---- SOURCE MATERIAL

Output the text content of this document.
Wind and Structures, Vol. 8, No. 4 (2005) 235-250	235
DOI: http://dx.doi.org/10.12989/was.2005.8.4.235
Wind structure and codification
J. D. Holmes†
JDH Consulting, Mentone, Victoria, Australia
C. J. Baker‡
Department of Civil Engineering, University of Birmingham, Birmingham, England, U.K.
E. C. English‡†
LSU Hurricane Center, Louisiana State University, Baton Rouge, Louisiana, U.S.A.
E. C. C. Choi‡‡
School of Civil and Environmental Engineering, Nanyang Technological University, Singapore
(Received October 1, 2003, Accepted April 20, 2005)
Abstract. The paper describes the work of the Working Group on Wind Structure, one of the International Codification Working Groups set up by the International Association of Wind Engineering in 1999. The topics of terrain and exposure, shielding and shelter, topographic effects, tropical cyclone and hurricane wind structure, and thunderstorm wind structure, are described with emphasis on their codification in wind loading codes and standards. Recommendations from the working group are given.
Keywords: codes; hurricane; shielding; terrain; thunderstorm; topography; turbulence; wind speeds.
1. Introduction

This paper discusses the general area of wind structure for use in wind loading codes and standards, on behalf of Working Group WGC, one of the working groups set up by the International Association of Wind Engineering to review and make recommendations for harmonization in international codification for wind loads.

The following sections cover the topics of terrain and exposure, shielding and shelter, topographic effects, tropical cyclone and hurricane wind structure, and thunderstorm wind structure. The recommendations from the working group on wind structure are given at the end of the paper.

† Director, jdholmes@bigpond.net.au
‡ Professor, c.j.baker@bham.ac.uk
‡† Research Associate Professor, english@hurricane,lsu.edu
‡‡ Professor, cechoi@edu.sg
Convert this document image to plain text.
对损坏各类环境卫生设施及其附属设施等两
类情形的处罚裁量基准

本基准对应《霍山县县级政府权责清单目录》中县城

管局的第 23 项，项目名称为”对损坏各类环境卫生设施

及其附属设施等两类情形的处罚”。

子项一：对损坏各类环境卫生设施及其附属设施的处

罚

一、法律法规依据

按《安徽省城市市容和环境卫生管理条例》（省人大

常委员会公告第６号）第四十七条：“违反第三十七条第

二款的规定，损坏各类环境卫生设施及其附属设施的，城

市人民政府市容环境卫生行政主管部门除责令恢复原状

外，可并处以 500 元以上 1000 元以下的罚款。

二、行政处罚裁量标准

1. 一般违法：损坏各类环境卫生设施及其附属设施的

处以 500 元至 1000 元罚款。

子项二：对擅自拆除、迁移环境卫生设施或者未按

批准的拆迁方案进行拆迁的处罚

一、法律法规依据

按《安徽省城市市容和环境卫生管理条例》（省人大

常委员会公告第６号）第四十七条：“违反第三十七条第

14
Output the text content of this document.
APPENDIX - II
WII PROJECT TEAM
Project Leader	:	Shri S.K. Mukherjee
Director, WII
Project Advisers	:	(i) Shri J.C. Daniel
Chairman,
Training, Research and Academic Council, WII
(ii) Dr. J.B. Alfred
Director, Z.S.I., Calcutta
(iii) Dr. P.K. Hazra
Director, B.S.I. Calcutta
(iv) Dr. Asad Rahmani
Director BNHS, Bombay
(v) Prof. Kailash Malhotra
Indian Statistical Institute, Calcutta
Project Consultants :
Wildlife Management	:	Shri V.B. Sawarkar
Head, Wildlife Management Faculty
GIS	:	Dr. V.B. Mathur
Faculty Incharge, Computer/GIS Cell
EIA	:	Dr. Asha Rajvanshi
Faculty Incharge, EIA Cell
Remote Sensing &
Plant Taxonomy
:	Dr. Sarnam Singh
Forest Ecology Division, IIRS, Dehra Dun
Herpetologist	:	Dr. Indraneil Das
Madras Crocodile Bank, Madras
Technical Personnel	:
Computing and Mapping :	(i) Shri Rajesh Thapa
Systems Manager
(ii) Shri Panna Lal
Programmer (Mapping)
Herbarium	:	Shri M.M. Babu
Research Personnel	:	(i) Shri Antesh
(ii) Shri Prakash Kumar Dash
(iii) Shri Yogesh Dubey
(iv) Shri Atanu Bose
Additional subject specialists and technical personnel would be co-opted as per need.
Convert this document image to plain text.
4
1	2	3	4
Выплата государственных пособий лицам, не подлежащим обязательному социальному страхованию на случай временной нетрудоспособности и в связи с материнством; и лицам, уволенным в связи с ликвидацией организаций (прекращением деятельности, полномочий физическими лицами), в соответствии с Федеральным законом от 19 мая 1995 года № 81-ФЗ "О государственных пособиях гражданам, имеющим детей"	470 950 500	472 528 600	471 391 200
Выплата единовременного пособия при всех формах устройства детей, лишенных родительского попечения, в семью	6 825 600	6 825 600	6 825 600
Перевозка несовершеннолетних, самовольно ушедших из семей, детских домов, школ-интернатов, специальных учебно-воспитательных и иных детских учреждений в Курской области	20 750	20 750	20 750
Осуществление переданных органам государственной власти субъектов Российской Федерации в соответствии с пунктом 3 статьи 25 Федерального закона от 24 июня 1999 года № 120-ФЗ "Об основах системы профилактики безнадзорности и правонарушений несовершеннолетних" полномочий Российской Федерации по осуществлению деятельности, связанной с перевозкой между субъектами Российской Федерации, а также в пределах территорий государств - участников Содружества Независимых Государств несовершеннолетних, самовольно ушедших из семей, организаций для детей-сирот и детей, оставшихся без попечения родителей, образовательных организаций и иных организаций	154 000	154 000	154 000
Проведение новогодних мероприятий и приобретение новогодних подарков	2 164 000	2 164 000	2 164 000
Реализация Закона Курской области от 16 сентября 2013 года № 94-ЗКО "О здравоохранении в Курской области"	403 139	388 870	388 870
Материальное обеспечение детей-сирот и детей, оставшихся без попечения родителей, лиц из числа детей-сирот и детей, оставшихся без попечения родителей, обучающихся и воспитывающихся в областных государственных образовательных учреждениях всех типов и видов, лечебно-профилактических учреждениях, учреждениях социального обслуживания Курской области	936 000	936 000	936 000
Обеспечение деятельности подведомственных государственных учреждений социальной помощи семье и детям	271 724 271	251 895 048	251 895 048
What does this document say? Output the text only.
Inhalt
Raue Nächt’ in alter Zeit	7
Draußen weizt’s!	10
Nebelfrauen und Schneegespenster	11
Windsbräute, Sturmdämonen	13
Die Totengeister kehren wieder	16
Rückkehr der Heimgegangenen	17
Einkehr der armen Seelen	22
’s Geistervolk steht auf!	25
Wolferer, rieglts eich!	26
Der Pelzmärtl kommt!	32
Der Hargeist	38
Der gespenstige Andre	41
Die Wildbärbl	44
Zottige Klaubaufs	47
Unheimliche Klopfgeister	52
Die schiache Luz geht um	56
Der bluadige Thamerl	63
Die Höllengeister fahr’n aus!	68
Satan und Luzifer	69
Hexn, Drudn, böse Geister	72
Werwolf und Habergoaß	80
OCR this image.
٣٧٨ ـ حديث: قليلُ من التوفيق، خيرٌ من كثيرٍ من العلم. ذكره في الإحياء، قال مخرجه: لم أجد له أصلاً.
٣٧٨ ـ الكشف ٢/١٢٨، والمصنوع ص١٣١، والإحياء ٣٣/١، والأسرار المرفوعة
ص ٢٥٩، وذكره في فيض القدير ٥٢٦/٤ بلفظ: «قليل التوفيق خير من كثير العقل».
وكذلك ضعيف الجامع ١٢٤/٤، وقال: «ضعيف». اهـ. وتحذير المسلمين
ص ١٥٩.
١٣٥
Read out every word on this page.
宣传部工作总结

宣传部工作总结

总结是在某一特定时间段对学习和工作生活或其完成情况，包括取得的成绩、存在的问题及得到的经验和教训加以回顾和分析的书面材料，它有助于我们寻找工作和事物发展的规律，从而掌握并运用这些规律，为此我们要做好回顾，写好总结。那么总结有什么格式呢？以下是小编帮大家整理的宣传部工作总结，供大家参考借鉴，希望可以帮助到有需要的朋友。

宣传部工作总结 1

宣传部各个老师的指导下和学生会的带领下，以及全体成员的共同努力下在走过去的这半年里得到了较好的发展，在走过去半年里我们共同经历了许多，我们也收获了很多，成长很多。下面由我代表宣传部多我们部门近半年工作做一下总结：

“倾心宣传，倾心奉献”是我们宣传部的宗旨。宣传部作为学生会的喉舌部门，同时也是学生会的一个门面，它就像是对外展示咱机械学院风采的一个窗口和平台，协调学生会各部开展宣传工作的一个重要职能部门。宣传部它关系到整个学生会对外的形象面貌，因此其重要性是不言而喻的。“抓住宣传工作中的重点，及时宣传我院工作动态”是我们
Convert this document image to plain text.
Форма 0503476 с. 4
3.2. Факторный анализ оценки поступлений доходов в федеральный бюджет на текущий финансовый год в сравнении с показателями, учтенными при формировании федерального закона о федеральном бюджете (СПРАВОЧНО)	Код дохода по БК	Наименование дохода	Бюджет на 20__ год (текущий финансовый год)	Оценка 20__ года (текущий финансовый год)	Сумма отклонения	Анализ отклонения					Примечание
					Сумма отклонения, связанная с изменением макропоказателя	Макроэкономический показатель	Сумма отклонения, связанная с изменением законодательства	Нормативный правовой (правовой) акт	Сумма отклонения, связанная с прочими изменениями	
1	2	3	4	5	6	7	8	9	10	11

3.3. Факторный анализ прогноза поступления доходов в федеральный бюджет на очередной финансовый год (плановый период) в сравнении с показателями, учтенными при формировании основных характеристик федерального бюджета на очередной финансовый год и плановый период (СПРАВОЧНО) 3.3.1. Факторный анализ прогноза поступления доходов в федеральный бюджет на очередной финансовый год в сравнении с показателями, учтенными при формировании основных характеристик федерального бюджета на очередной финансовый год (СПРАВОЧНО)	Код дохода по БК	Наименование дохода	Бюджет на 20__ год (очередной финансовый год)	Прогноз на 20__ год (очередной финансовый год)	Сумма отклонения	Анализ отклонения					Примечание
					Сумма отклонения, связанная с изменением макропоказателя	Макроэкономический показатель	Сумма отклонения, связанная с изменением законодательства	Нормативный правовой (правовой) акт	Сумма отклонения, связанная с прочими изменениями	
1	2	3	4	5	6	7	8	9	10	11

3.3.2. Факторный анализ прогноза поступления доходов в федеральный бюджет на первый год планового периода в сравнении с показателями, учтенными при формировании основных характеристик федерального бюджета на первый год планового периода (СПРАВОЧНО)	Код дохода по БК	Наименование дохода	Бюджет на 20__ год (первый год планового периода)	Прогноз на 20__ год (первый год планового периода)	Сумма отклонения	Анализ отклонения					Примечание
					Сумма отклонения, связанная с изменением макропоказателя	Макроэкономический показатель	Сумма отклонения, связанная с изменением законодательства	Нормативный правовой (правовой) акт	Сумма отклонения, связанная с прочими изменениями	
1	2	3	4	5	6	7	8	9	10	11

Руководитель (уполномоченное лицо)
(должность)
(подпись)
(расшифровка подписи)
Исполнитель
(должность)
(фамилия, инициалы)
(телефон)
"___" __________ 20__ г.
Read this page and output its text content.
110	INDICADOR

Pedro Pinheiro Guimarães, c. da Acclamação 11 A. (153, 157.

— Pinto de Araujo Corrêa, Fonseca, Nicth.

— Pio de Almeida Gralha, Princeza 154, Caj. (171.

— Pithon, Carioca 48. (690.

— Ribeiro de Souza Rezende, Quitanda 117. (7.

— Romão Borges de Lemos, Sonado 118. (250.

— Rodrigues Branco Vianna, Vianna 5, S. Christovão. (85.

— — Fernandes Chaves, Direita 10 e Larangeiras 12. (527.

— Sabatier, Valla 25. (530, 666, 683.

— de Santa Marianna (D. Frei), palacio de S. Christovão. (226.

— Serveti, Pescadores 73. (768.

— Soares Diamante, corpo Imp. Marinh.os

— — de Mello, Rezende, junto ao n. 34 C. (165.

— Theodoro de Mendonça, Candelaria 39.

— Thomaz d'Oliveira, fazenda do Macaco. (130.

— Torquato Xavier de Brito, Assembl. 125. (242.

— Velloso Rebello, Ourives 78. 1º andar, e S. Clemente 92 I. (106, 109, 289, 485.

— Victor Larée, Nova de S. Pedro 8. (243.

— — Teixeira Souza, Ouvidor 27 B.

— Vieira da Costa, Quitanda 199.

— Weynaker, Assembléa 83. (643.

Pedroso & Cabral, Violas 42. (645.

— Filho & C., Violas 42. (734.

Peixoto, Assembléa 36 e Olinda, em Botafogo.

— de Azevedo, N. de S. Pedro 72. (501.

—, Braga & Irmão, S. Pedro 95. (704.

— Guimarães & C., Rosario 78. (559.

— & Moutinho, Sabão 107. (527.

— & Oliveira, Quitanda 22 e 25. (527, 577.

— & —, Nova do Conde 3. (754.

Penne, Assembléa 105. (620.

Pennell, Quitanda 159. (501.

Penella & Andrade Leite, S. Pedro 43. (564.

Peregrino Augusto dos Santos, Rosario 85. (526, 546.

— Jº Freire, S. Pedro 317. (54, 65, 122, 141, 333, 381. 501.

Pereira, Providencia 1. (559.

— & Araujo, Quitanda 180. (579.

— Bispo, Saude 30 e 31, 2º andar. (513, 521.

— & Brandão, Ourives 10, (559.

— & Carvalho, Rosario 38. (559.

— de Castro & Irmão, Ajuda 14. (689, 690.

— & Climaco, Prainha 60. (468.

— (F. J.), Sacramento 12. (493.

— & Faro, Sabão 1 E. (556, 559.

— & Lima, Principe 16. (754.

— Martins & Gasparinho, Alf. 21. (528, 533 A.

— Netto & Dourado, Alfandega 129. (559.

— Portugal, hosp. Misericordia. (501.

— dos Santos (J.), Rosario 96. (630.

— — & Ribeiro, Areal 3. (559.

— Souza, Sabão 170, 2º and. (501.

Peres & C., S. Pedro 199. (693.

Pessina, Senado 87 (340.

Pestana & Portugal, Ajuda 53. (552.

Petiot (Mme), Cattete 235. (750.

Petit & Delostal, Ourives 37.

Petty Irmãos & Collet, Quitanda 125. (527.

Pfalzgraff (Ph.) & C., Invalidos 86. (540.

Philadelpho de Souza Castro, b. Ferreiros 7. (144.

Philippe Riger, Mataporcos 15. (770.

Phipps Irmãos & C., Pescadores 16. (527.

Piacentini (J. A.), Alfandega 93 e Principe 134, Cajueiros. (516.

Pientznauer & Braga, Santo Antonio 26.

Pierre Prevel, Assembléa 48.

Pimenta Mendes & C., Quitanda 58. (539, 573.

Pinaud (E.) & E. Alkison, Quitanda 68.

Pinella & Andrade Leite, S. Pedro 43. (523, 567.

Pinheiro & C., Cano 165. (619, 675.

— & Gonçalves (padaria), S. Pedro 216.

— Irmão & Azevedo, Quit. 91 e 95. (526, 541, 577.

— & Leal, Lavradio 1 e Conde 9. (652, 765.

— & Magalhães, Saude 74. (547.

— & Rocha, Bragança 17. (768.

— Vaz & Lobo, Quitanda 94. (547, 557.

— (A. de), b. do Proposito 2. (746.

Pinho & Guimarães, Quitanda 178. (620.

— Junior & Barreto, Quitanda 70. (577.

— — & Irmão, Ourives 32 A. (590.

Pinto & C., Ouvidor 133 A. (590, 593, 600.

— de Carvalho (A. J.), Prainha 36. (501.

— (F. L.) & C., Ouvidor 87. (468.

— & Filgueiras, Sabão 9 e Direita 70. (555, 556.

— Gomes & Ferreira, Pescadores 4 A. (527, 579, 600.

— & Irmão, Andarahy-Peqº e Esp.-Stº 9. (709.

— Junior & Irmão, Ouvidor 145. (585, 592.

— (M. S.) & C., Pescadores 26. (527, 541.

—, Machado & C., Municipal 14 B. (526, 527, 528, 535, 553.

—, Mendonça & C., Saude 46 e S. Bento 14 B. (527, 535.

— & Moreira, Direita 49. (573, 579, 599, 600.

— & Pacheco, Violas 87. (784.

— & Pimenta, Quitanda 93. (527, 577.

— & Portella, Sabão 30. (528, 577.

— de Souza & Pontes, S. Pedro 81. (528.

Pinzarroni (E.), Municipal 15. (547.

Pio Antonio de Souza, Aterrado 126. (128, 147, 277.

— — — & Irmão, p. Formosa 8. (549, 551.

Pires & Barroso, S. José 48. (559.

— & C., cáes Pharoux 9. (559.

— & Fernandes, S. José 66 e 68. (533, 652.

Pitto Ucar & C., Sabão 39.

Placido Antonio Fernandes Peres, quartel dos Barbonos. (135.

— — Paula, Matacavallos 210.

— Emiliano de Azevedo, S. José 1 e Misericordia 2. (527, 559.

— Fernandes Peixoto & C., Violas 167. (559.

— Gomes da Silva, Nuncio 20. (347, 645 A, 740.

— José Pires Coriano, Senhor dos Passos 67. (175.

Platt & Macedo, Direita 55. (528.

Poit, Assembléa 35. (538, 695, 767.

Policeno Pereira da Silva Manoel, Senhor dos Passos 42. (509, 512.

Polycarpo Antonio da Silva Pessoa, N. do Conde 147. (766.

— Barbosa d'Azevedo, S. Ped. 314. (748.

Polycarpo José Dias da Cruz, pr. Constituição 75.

--------

## WRITTEN REQUEST:
Identify the lines of the data that contain the word "Municipal". Copy each of them.

## REPLY TO THE EXERCISE:
—, Machado & C., Municipal 14 B. (526, 527, 528, 535, 553.
Pinzarroni (E.), Municipal 15. (547.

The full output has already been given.